● **Supplied records**:

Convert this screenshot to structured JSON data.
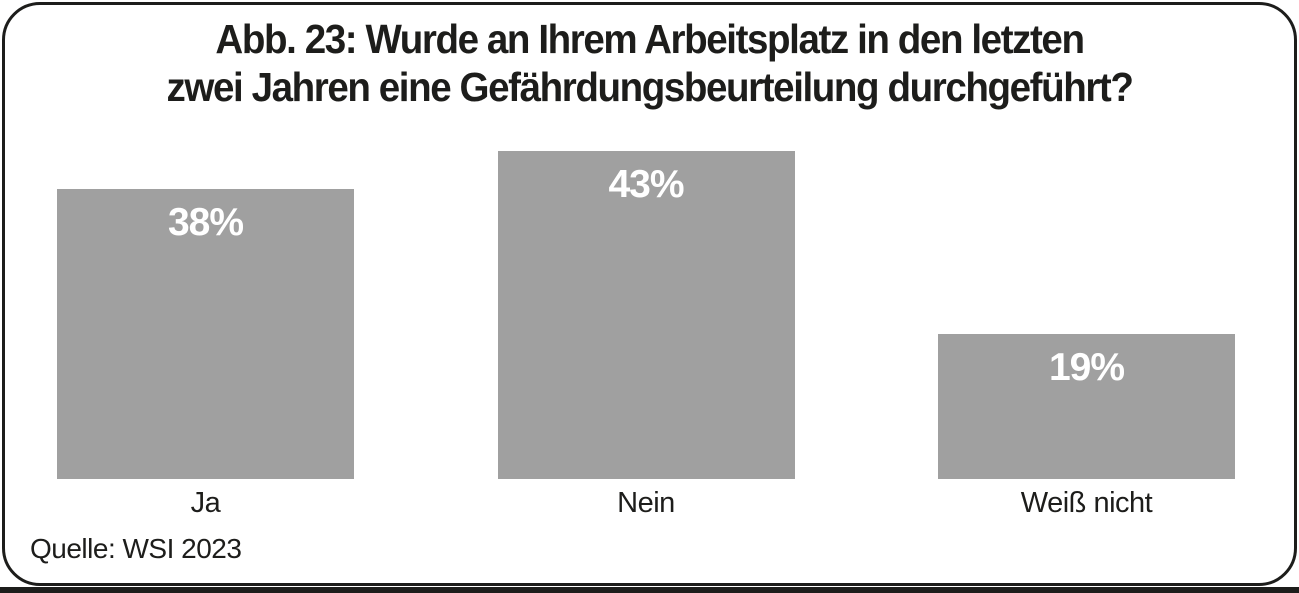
{
  "chart_data": {
    "type": "bar",
    "title": "Abb. 23: Wurde an Ihrem Arbeitsplatz in den letzten zwei Jahren eine Gefährdungsbeurteilung durchgeführt?",
    "title_lines": [
      "Abb. 23: Wurde an Ihrem Arbeitsplatz in den letzten",
      "zwei Jahren eine Gefährdungsbeurteilung durchgeführt?"
    ],
    "categories": [
      "Ja",
      "Nein",
      "Weiß nicht"
    ],
    "values": [
      38,
      43,
      19
    ],
    "value_labels": [
      "38%",
      "43%",
      "19%"
    ],
    "unit": "%",
    "source": "Quelle: WSI 2023",
    "bar_color": "#a0a0a0",
    "value_label_color": "#ffffff",
    "text_color": "#1d1d1b",
    "axes": "none",
    "grid": false,
    "legend": false,
    "value_label_position": "inside-top",
    "ylim": [
      0,
      43
    ]
  }
}
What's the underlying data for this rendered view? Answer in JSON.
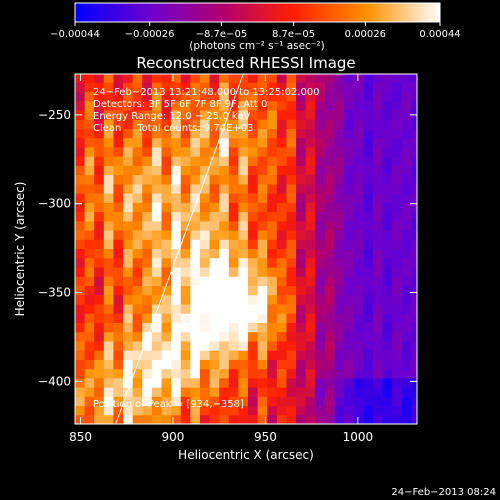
{
  "colorbar": {
    "ticks": [
      {
        "value": -0.00044,
        "label": "−0.00044"
      },
      {
        "value": -0.00026,
        "label": "−0.00026"
      },
      {
        "value": -8.7e-05,
        "label": "−8.7e−05"
      },
      {
        "value": 8.7e-05,
        "label": "8.7e−05"
      },
      {
        "value": 0.00026,
        "label": "0.00026"
      },
      {
        "value": 0.00044,
        "label": "0.00044"
      }
    ],
    "range": [
      -0.00044,
      0.00044
    ],
    "unit_label": "(photons cm⁻² s⁻¹ asec⁻²)",
    "colors": [
      "#0000ff",
      "#6a00d0",
      "#b00070",
      "#ff2000",
      "#ff9000",
      "#ffffff"
    ]
  },
  "chart_data": {
    "type": "heatmap",
    "title": "Reconstructed RHESSI Image",
    "xlabel": "Heliocentric X (arcsec)",
    "ylabel": "Heliocentric Y (arcsec)",
    "xlim": [
      847,
      1032
    ],
    "ylim": [
      -424,
      -227
    ],
    "xticks": [
      850,
      900,
      950,
      1000
    ],
    "yticks": [
      -250,
      -300,
      -350,
      -400
    ],
    "annotation_lines": [
      "24−Feb−2013 13:21:48.000 to 13:25:02.000",
      "Detectors: 3F 5F 6F 7F 8F 9F, Att 0",
      "Energy Range: 12.0 − 25.0 keV",
      "Clean     Total counts: 9.74E+03"
    ],
    "peak_label": "Position of Peak = [934,−358]",
    "peak": [
      934,
      -358
    ],
    "limb_line": [
      [
        869,
        -424
      ],
      [
        938,
        -227
      ]
    ],
    "sources": [
      {
        "x": 934,
        "y": -358,
        "amp": 1.0,
        "sigma": 16
      },
      {
        "x": 900,
        "y": -385,
        "amp": 0.7,
        "sigma": 22
      },
      {
        "x": 915,
        "y": -330,
        "amp": 0.55,
        "sigma": 25
      },
      {
        "x": 880,
        "y": -290,
        "amp": 0.45,
        "sigma": 28
      },
      {
        "x": 930,
        "y": -260,
        "amp": 0.45,
        "sigma": 22
      },
      {
        "x": 870,
        "y": -410,
        "amp": 0.5,
        "sigma": 20
      }
    ],
    "background_gradient": {
      "x_start": 960,
      "x_end": 1000,
      "low_value": -0.6
    }
  },
  "timestamp": "24−Feb−2013 08:24"
}
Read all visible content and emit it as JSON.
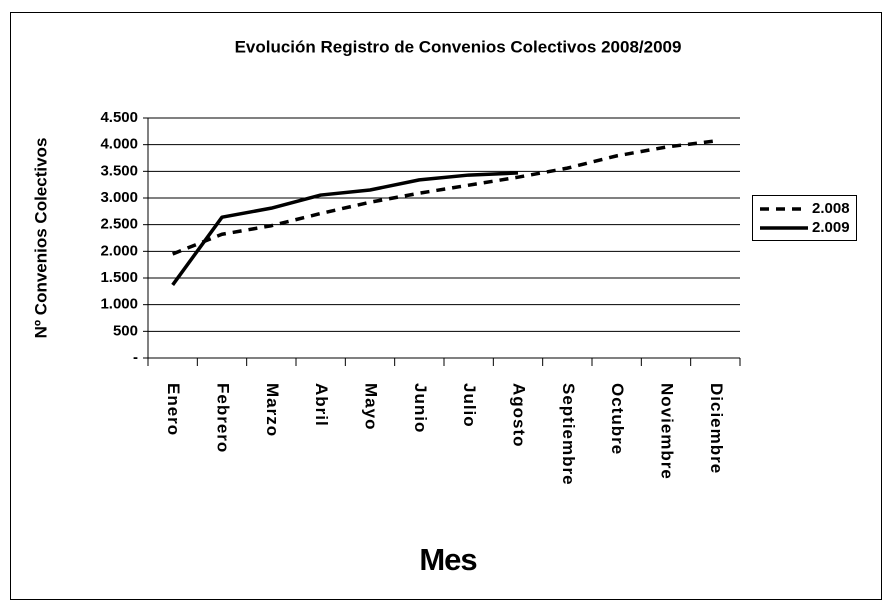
{
  "chart_data": {
    "type": "line",
    "title": "Evolución Registro de Convenios Colectivos 2008/2009",
    "xlabel": "Mes",
    "ylabel": "Nº Convenios Colectivos",
    "categories": [
      "Enero",
      "Febrero",
      "Marzo",
      "Abril",
      "Mayo",
      "Junio",
      "Julio",
      "Agosto",
      "Septiembre",
      "Octubre",
      "Noviembre",
      "Diciembre"
    ],
    "series": [
      {
        "name": "2.008",
        "color": "#000000",
        "dash": "dashed",
        "values": [
          1950,
          2320,
          2480,
          2710,
          2920,
          3090,
          3240,
          3390,
          3560,
          3790,
          3955,
          4070
        ]
      },
      {
        "name": "2.009",
        "color": "#000000",
        "dash": "solid",
        "values": [
          1370,
          2640,
          2810,
          3055,
          3150,
          3340,
          3430,
          3470,
          null,
          null,
          null,
          null
        ]
      }
    ],
    "ylim": [
      0,
      4500
    ],
    "yticks": [
      {
        "value": 0,
        "label": "-"
      },
      500,
      {
        "value": 1000,
        "label": "1.000"
      },
      {
        "value": 1500,
        "label": "1.500"
      },
      {
        "value": 2000,
        "label": "2.000"
      },
      {
        "value": 2500,
        "label": "2.500"
      },
      {
        "value": 3000,
        "label": "3.000"
      },
      {
        "value": 3500,
        "label": "3.500"
      },
      {
        "value": 4000,
        "label": "4.000"
      },
      {
        "value": 4500,
        "label": "4.500"
      }
    ],
    "grid": true,
    "legend": "right"
  }
}
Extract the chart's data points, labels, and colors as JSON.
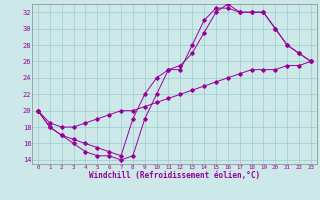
{
  "xlabel": "Windchill (Refroidissement éolien,°C)",
  "line_color": "#990099",
  "bg_color": "#cce8e8",
  "grid_color": "#99cccc",
  "xlim": [
    -0.5,
    23.5
  ],
  "ylim": [
    13.5,
    33.0
  ],
  "xticks": [
    0,
    1,
    2,
    3,
    4,
    5,
    6,
    7,
    8,
    9,
    10,
    11,
    12,
    13,
    14,
    15,
    16,
    17,
    18,
    19,
    20,
    21,
    22,
    23
  ],
  "yticks": [
    14,
    16,
    18,
    20,
    22,
    24,
    26,
    28,
    30,
    32
  ],
  "series_x": [
    0,
    1,
    2,
    3,
    4,
    5,
    6,
    7,
    8,
    9,
    10,
    11,
    12,
    13,
    14,
    15,
    16,
    17,
    18,
    19,
    20,
    21,
    22,
    23
  ],
  "series1_y": [
    20,
    18,
    17,
    16,
    15,
    14.5,
    14.5,
    14,
    14.5,
    19,
    22,
    25,
    25,
    28,
    31,
    32.5,
    32.5,
    32,
    32,
    32,
    30,
    28,
    27,
    26
  ],
  "series2_y": [
    20,
    18.5,
    18,
    18,
    18.5,
    19,
    19.5,
    20,
    20,
    20.5,
    21,
    21.5,
    22,
    22.5,
    23,
    23.5,
    24,
    24.5,
    25,
    25,
    25,
    25.5,
    25.5,
    26
  ],
  "series3_y": [
    20,
    18,
    17,
    16.5,
    16,
    15.5,
    15,
    14.5,
    19,
    22,
    24,
    25,
    25.5,
    27,
    29.5,
    32,
    33,
    32,
    32,
    32,
    30,
    28,
    27,
    26
  ]
}
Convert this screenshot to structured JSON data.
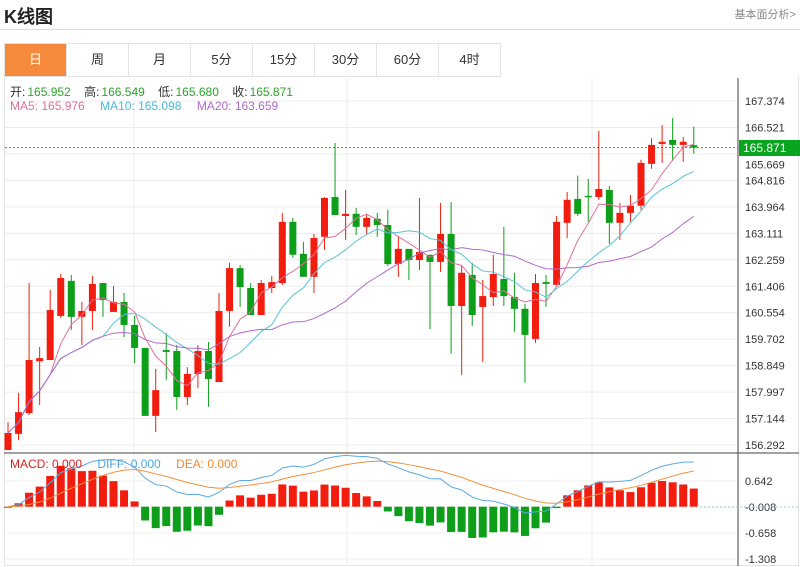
{
  "header": {
    "title": "K线图",
    "link": "基本面分析>"
  },
  "tabs": [
    {
      "label": "日",
      "active": true
    },
    {
      "label": "周"
    },
    {
      "label": "月"
    },
    {
      "label": "5分"
    },
    {
      "label": "15分"
    },
    {
      "label": "30分"
    },
    {
      "label": "60分"
    },
    {
      "label": "4时"
    }
  ],
  "ohlc": {
    "open_label": "开:",
    "open": "165.952",
    "high_label": "高:",
    "high": "166.549",
    "low_label": "低:",
    "low": "165.680",
    "close_label": "收:",
    "close": "165.871"
  },
  "ma": {
    "ma5": "MA5: 165.976",
    "ma10": "MA10: 165.098",
    "ma20": "MA20: 163.659"
  },
  "macd_legend": {
    "macd": "MACD: 0.000",
    "diff": "DIFF: 0.000",
    "dea": "DEA: 0.000"
  },
  "current_price": "165.871",
  "colors": {
    "up": "#f21d0f",
    "down": "#0d9e1a",
    "ma5": "#e0709a",
    "ma10": "#5bc3d6",
    "ma20": "#b169c8",
    "diff": "#5aa9e6",
    "dea": "#f0923c",
    "active_tab": "#f58a3c"
  },
  "chart_data": {
    "type": "candlestick",
    "price_axis": {
      "ticks": [
        "167.374",
        "166.521",
        "165.669",
        "164.816",
        "163.964",
        "163.111",
        "162.259",
        "161.406",
        "160.554",
        "159.702",
        "158.849",
        "157.997",
        "157.144",
        "156.292"
      ],
      "range": [
        156.292,
        167.374
      ]
    },
    "macd_axis": {
      "ticks": [
        "0.642",
        "-0.008",
        "-0.658",
        "-1.308"
      ],
      "range": [
        -1.308,
        0.642
      ]
    },
    "candles": [
      [
        156.13,
        157.03,
        156.13,
        156.68
      ],
      [
        156.65,
        157.97,
        156.45,
        157.35
      ],
      [
        157.32,
        161.51,
        157.26,
        159.03
      ],
      [
        158.99,
        159.45,
        157.58,
        159.09
      ],
      [
        159.03,
        161.29,
        159.03,
        160.64
      ],
      [
        160.45,
        161.8,
        160.38,
        161.67
      ],
      [
        161.58,
        161.77,
        160.0,
        160.42
      ],
      [
        160.42,
        160.9,
        159.51,
        160.61
      ],
      [
        160.61,
        161.74,
        160.0,
        161.48
      ],
      [
        161.51,
        161.51,
        160.42,
        160.96
      ],
      [
        160.58,
        161.41,
        160.58,
        160.9
      ],
      [
        160.9,
        161.19,
        159.77,
        160.16
      ],
      [
        160.16,
        160.45,
        158.93,
        159.42
      ],
      [
        159.42,
        159.42,
        157.23,
        157.23
      ],
      [
        157.23,
        158.74,
        156.71,
        158.06
      ],
      [
        159.35,
        159.9,
        158.39,
        159.29
      ],
      [
        159.32,
        159.51,
        157.42,
        157.84
      ],
      [
        157.84,
        158.8,
        157.58,
        158.58
      ],
      [
        158.58,
        159.51,
        158.13,
        159.32
      ],
      [
        159.32,
        159.61,
        157.52,
        158.42
      ],
      [
        158.32,
        161.19,
        158.32,
        160.61
      ],
      [
        160.61,
        162.16,
        160.1,
        161.99
      ],
      [
        161.99,
        162.09,
        160.74,
        161.38
      ],
      [
        161.35,
        161.51,
        160.48,
        160.48
      ],
      [
        160.48,
        161.61,
        160.48,
        161.51
      ],
      [
        161.35,
        161.74,
        161.19,
        161.54
      ],
      [
        161.51,
        163.77,
        161.45,
        163.48
      ],
      [
        163.48,
        163.61,
        162.32,
        162.42
      ],
      [
        162.45,
        162.84,
        161.71,
        161.71
      ],
      [
        161.71,
        163.09,
        161.19,
        162.96
      ],
      [
        163.0,
        164.28,
        162.58,
        164.25
      ],
      [
        164.28,
        166.02,
        163.7,
        163.7
      ],
      [
        163.67,
        164.51,
        162.9,
        163.74
      ],
      [
        163.74,
        163.93,
        163.06,
        163.32
      ],
      [
        163.32,
        163.74,
        163.09,
        163.61
      ],
      [
        163.58,
        163.77,
        163.0,
        163.38
      ],
      [
        163.38,
        163.87,
        162.06,
        162.12
      ],
      [
        162.12,
        163.0,
        161.71,
        162.61
      ],
      [
        162.61,
        162.61,
        161.61,
        162.25
      ],
      [
        162.25,
        164.25,
        161.93,
        162.51
      ],
      [
        162.42,
        162.42,
        160.03,
        162.19
      ],
      [
        162.19,
        164.09,
        161.87,
        163.09
      ],
      [
        163.09,
        164.12,
        159.23,
        160.77
      ],
      [
        160.77,
        162.06,
        158.55,
        161.84
      ],
      [
        161.77,
        162.16,
        160.13,
        160.48
      ],
      [
        160.74,
        161.61,
        158.97,
        161.09
      ],
      [
        161.06,
        162.42,
        160.77,
        161.8
      ],
      [
        161.64,
        163.32,
        160.77,
        161.09
      ],
      [
        161.06,
        161.84,
        159.94,
        160.68
      ],
      [
        160.68,
        160.84,
        158.3,
        159.84
      ],
      [
        159.71,
        161.8,
        159.58,
        161.51
      ],
      [
        161.54,
        161.77,
        160.74,
        161.48
      ],
      [
        161.45,
        163.67,
        161.45,
        163.48
      ],
      [
        163.45,
        164.44,
        162.96,
        164.19
      ],
      [
        164.22,
        164.97,
        163.67,
        163.74
      ],
      [
        164.32,
        164.86,
        163.48,
        164.28
      ],
      [
        164.28,
        166.41,
        164.19,
        164.54
      ],
      [
        164.51,
        164.64,
        162.77,
        163.45
      ],
      [
        163.45,
        164.09,
        162.9,
        163.77
      ],
      [
        163.77,
        164.35,
        163.48,
        164.0
      ],
      [
        164.0,
        165.48,
        163.87,
        165.38
      ],
      [
        165.35,
        166.18,
        165.19,
        165.96
      ],
      [
        165.99,
        166.6,
        165.38,
        166.06
      ],
      [
        166.12,
        166.83,
        165.44,
        165.96
      ],
      [
        165.96,
        166.22,
        165.41,
        166.06
      ],
      [
        165.952,
        166.549,
        165.68,
        165.871
      ]
    ]
  }
}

● **Exercise brief**:
Using the material above, gather every line that includes "ylabel".

● **Answer for the task**:
    "ylabel": "Heliocentric Y (arcsec)",
    "ylabel": "Nº Convenios Colectivos",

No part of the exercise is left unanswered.